## Work to do
Write out each entry, exactly the way it appears.

## Records supplied
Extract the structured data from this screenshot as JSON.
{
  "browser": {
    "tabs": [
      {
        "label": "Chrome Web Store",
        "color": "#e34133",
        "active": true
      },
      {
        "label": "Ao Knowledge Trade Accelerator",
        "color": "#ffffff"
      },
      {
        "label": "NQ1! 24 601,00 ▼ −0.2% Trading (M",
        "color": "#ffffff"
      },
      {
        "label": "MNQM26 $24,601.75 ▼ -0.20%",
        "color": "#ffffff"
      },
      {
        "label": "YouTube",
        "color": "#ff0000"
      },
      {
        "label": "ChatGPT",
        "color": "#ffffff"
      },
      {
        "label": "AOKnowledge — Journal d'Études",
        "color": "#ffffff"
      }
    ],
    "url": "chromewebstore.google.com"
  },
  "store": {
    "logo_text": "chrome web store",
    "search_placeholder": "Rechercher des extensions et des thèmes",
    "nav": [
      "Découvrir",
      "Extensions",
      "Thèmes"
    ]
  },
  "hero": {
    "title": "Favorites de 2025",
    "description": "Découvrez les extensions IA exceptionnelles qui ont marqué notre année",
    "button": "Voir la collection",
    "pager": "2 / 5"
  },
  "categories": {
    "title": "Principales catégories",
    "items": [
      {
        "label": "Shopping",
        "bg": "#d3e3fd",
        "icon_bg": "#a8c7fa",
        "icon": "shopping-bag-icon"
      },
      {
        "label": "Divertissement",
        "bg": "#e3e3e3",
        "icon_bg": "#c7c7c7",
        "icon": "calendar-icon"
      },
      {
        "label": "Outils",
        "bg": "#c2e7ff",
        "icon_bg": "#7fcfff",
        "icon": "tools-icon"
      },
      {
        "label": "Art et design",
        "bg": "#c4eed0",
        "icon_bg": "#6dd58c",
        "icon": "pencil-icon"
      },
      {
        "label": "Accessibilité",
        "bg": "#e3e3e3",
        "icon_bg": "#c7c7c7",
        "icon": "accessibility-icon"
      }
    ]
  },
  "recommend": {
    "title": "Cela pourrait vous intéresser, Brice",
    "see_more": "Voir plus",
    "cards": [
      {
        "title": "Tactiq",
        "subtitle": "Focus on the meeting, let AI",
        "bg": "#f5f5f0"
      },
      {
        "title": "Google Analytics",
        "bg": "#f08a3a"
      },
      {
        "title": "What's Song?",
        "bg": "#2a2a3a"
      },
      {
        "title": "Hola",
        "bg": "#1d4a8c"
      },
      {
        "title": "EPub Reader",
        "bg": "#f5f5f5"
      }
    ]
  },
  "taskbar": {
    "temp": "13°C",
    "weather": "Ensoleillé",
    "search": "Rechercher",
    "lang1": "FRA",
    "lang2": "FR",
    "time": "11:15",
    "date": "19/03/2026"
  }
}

## Exercise result
Extract the structured data from this screenshot as JSON.
{
  "browser": {
    "tabs": [
      {
        "label": "Chrome Web Store",
        "color": "#e34133",
        "active": true
      },
      {
        "label": "Ao Knowledge Trade Accelerator",
        "color": "#ffffff"
      },
      {
        "label": "NQ1! 24 601,00 ▼ −0.2% Trading (M",
        "color": "#ffffff"
      },
      {
        "label": "MNQM26 $24,601.75 ▼ -0.20%",
        "color": "#ffffff"
      },
      {
        "label": "YouTube",
        "color": "#ff0000"
      },
      {
        "label": "ChatGPT",
        "color": "#ffffff"
      },
      {
        "label": "AOKnowledge — Journal d'Études",
        "color": "#ffffff"
      }
    ],
    "url": "chromewebstore.google.com"
  },
  "store": {
    "logo_text": "chrome web store",
    "search_placeholder": "Rechercher des extensions et des thèmes",
    "nav": [
      "Découvrir",
      "Extensions",
      "Thèmes"
    ]
  },
  "hero": {
    "title": "Favorites de 2025",
    "description": "Découvrez les extensions IA exceptionnelles qui ont marqué notre année",
    "button": "Voir la collection",
    "pager": "2 / 5"
  },
  "categories": {
    "title": "Principales catégories",
    "items": [
      {
        "label": "Shopping",
        "bg": "#d3e3fd",
        "icon_bg": "#a8c7fa",
        "icon": "shopping-bag-icon"
      },
      {
        "label": "Divertissement",
        "bg": "#e3e3e3",
        "icon_bg": "#c7c7c7",
        "icon": "calendar-icon"
      },
      {
        "label": "Outils",
        "bg": "#c2e7ff",
        "icon_bg": "#7fcfff",
        "icon": "tools-icon"
      },
      {
        "label": "Art et design",
        "bg": "#c4eed0",
        "icon_bg": "#6dd58c",
        "icon": "pencil-icon"
      },
      {
        "label": "Accessibilité",
        "bg": "#e3e3e3",
        "icon_bg": "#c7c7c7",
        "icon": "accessibility-icon"
      }
    ]
  },
  "recommend": {
    "title": "Cela pourrait vous intéresser, Brice",
    "see_more": "Voir plus",
    "cards": [
      {
        "title": "Tactiq",
        "subtitle": "Focus on the meeting, let AI",
        "bg": "#f5f5f0"
      },
      {
        "title": "Google Analytics",
        "bg": "#f08a3a"
      },
      {
        "title": "What's Song?",
        "bg": "#2a2a3a"
      },
      {
        "title": "Hola",
        "bg": "#1d4a8c"
      },
      {
        "title": "EPub Reader",
        "bg": "#f5f5f5"
      }
    ]
  },
  "taskbar": {
    "temp": "13°C",
    "weather": "Ensoleillé",
    "search": "Rechercher",
    "lang1": "FRA",
    "lang2": "FR",
    "time": "11:15",
    "date": "19/03/2026"
  }
}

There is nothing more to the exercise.